Directions for this task | All records should be reproduced verbatim.

Dataset rows:
## begin
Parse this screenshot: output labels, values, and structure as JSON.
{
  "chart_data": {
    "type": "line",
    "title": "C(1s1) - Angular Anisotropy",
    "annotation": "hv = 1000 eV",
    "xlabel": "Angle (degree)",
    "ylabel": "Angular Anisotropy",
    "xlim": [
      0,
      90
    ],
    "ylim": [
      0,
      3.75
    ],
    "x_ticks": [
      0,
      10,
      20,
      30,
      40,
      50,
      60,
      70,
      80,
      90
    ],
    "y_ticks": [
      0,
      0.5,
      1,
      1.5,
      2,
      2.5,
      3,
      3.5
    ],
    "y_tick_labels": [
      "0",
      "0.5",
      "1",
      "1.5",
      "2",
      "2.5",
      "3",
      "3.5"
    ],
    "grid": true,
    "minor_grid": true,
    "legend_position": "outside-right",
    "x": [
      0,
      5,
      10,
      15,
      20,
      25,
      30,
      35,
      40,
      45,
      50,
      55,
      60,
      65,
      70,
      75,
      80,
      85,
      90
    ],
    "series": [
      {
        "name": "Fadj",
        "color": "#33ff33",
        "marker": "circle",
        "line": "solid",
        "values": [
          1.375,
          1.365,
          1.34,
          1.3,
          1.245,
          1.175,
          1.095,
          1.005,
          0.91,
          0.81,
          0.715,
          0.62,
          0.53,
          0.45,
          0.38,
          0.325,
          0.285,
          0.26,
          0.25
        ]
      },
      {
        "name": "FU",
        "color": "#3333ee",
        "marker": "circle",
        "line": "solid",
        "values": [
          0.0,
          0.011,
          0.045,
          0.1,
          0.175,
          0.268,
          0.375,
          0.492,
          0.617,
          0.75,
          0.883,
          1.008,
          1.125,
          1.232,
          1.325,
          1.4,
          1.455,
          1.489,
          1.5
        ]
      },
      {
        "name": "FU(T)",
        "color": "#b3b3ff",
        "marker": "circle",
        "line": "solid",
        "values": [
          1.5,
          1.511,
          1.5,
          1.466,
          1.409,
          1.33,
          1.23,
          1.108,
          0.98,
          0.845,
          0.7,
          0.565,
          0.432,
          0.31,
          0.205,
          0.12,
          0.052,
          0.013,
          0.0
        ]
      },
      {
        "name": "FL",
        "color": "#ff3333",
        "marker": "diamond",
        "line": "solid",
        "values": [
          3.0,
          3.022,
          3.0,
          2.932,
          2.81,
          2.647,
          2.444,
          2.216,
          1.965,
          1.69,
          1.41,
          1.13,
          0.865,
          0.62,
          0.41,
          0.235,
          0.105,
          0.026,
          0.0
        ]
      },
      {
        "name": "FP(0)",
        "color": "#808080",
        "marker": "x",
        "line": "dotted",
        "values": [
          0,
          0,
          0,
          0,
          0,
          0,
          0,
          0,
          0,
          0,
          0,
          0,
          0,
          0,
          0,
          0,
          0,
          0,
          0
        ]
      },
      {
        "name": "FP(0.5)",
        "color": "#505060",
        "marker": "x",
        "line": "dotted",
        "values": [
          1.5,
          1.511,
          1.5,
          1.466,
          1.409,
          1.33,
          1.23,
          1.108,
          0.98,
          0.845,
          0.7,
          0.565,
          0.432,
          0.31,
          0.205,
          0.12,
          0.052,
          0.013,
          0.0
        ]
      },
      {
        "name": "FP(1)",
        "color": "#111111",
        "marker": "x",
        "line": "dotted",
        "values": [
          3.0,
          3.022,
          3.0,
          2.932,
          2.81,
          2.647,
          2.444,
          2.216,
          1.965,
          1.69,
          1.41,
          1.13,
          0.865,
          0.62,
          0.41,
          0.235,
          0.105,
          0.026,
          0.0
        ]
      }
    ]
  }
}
## end
Written solution |
Parse this screenshot: output labels, values, and structure as JSON.
{
  "chart_data": {
    "type": "line",
    "title": "C(1s1) - Angular Anisotropy",
    "annotation": "hv = 1000 eV",
    "xlabel": "Angle (degree)",
    "ylabel": "Angular Anisotropy",
    "xlim": [
      0,
      90
    ],
    "ylim": [
      0,
      3.75
    ],
    "x_ticks": [
      0,
      10,
      20,
      30,
      40,
      50,
      60,
      70,
      80,
      90
    ],
    "y_ticks": [
      0,
      0.5,
      1,
      1.5,
      2,
      2.5,
      3,
      3.5
    ],
    "y_tick_labels": [
      "0",
      "0.5",
      "1",
      "1.5",
      "2",
      "2.5",
      "3",
      "3.5"
    ],
    "grid": true,
    "minor_grid": true,
    "legend_position": "outside-right",
    "x": [
      0,
      5,
      10,
      15,
      20,
      25,
      30,
      35,
      40,
      45,
      50,
      55,
      60,
      65,
      70,
      75,
      80,
      85,
      90
    ],
    "series": [
      {
        "name": "Fadj",
        "color": "#33ff33",
        "marker": "circle",
        "line": "solid",
        "values": [
          1.375,
          1.365,
          1.34,
          1.3,
          1.245,
          1.175,
          1.095,
          1.005,
          0.91,
          0.81,
          0.715,
          0.62,
          0.53,
          0.45,
          0.38,
          0.325,
          0.285,
          0.26,
          0.25
        ]
      },
      {
        "name": "FU",
        "color": "#3333ee",
        "marker": "circle",
        "line": "solid",
        "values": [
          0.0,
          0.011,
          0.045,
          0.1,
          0.175,
          0.268,
          0.375,
          0.492,
          0.617,
          0.75,
          0.883,
          1.008,
          1.125,
          1.232,
          1.325,
          1.4,
          1.455,
          1.489,
          1.5
        ]
      },
      {
        "name": "FU(T)",
        "color": "#b3b3ff",
        "marker": "circle",
        "line": "solid",
        "values": [
          1.5,
          1.511,
          1.5,
          1.466,
          1.409,
          1.33,
          1.23,
          1.108,
          0.98,
          0.845,
          0.7,
          0.565,
          0.432,
          0.31,
          0.205,
          0.12,
          0.052,
          0.013,
          0.0
        ]
      },
      {
        "name": "FL",
        "color": "#ff3333",
        "marker": "diamond",
        "line": "solid",
        "values": [
          3.0,
          3.022,
          3.0,
          2.932,
          2.81,
          2.647,
          2.444,
          2.216,
          1.965,
          1.69,
          1.41,
          1.13,
          0.865,
          0.62,
          0.41,
          0.235,
          0.105,
          0.026,
          0.0
        ]
      },
      {
        "name": "FP(0)",
        "color": "#808080",
        "marker": "x",
        "line": "dotted",
        "values": [
          0,
          0,
          0,
          0,
          0,
          0,
          0,
          0,
          0,
          0,
          0,
          0,
          0,
          0,
          0,
          0,
          0,
          0,
          0
        ]
      },
      {
        "name": "FP(0.5)",
        "color": "#505060",
        "marker": "x",
        "line": "dotted",
        "values": [
          1.5,
          1.511,
          1.5,
          1.466,
          1.409,
          1.33,
          1.23,
          1.108,
          0.98,
          0.845,
          0.7,
          0.565,
          0.432,
          0.31,
          0.205,
          0.12,
          0.052,
          0.013,
          0.0
        ]
      },
      {
        "name": "FP(1)",
        "color": "#111111",
        "marker": "x",
        "line": "dotted",
        "values": [
          3.0,
          3.022,
          3.0,
          2.932,
          2.81,
          2.647,
          2.444,
          2.216,
          1.965,
          1.69,
          1.41,
          1.13,
          0.865,
          0.62,
          0.41,
          0.235,
          0.105,
          0.026,
          0.0
        ]
      }
    ]
  }
}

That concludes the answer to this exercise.